TASK MATERIAL:
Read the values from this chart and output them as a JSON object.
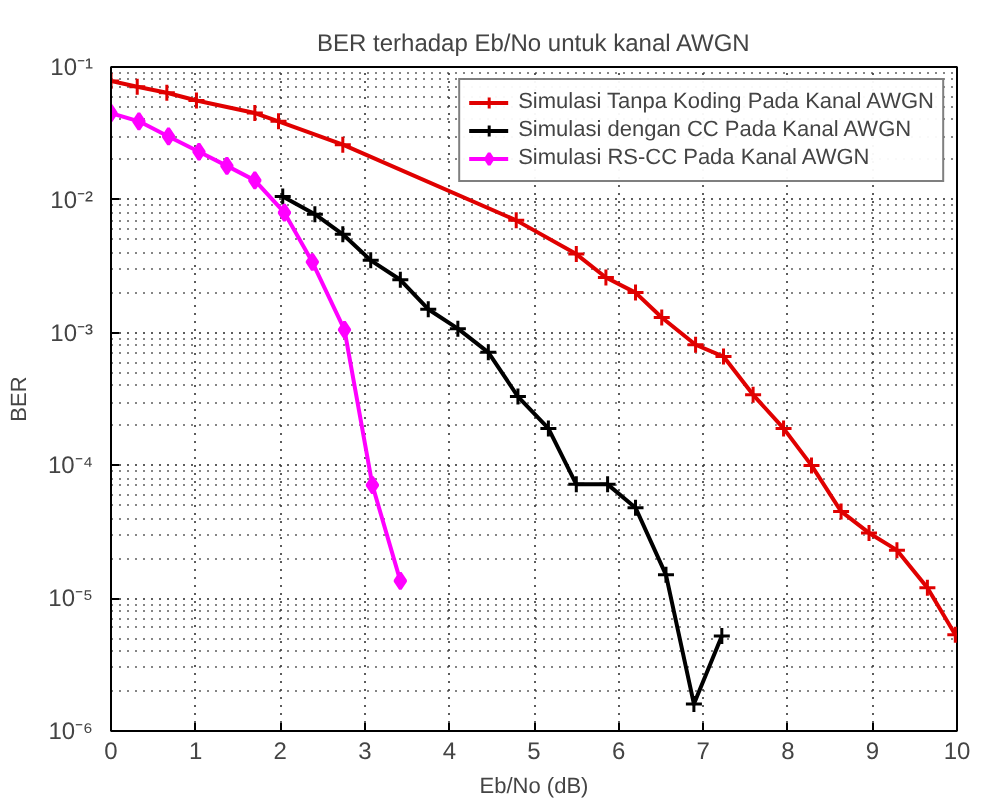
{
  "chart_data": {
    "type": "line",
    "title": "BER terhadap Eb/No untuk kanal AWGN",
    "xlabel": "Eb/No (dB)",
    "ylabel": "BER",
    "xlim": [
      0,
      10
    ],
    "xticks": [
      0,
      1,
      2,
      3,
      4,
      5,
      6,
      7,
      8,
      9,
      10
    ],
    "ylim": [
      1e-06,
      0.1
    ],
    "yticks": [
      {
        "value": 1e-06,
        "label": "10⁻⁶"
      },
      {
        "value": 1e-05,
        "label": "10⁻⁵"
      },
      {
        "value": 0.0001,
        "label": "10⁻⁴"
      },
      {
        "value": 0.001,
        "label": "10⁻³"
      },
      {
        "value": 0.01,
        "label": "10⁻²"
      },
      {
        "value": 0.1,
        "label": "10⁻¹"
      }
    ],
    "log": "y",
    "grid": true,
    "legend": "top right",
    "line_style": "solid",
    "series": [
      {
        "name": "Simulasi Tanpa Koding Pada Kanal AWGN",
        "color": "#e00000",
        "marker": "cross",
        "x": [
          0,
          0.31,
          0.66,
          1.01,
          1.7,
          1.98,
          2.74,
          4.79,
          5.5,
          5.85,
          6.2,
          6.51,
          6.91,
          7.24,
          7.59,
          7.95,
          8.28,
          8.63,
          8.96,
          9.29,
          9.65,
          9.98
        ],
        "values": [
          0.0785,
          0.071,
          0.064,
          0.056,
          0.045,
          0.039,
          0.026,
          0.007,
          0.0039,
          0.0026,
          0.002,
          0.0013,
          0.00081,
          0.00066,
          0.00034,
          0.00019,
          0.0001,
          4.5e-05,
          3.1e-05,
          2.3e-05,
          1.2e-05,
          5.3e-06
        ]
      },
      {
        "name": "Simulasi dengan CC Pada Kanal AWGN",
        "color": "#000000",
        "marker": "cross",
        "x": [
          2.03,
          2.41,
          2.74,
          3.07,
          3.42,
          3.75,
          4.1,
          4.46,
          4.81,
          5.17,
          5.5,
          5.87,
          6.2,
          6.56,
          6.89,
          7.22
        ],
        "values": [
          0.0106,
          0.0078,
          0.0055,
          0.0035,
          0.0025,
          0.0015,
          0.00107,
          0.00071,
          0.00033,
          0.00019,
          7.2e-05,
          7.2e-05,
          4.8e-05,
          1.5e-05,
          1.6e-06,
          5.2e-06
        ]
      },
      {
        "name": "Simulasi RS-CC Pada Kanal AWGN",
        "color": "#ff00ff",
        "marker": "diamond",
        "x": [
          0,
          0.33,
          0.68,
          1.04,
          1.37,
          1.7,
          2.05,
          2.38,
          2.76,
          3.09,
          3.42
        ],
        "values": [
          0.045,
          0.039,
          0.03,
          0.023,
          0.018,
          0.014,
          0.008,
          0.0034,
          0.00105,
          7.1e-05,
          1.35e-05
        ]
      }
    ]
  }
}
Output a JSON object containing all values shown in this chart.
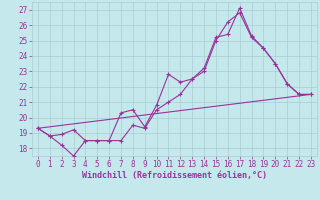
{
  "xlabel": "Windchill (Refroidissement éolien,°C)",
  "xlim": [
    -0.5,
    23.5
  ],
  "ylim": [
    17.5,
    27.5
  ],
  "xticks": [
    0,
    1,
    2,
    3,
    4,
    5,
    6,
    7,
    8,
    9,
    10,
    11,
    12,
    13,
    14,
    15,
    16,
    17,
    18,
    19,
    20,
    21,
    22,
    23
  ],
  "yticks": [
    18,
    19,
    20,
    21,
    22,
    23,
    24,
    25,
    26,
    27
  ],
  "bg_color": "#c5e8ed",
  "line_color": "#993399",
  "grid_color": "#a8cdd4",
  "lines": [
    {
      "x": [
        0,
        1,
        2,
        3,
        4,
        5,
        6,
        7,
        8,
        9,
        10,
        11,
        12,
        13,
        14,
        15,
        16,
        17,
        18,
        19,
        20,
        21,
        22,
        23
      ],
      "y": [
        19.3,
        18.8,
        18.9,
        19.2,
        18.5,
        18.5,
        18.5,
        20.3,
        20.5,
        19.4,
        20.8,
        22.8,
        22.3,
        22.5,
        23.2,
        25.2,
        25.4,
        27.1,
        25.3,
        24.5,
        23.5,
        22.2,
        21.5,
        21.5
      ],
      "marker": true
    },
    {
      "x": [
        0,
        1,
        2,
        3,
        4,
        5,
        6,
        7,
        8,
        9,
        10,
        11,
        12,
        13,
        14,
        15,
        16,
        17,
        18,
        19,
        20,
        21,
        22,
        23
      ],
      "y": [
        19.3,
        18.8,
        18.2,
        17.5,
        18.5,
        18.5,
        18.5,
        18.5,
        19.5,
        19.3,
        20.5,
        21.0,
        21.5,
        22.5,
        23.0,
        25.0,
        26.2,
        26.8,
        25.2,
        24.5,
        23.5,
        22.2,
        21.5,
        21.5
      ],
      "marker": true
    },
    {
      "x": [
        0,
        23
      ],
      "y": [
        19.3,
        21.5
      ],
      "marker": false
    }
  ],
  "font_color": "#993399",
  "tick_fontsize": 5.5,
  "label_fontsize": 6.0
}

WORK TO COMPLETE: Search the records for the string "object" and return every line in which it occurs.

FINAL RESULT:
Read the values from this chart and output them as a JSON object.
Output a JSON object containing all values shown in this chart.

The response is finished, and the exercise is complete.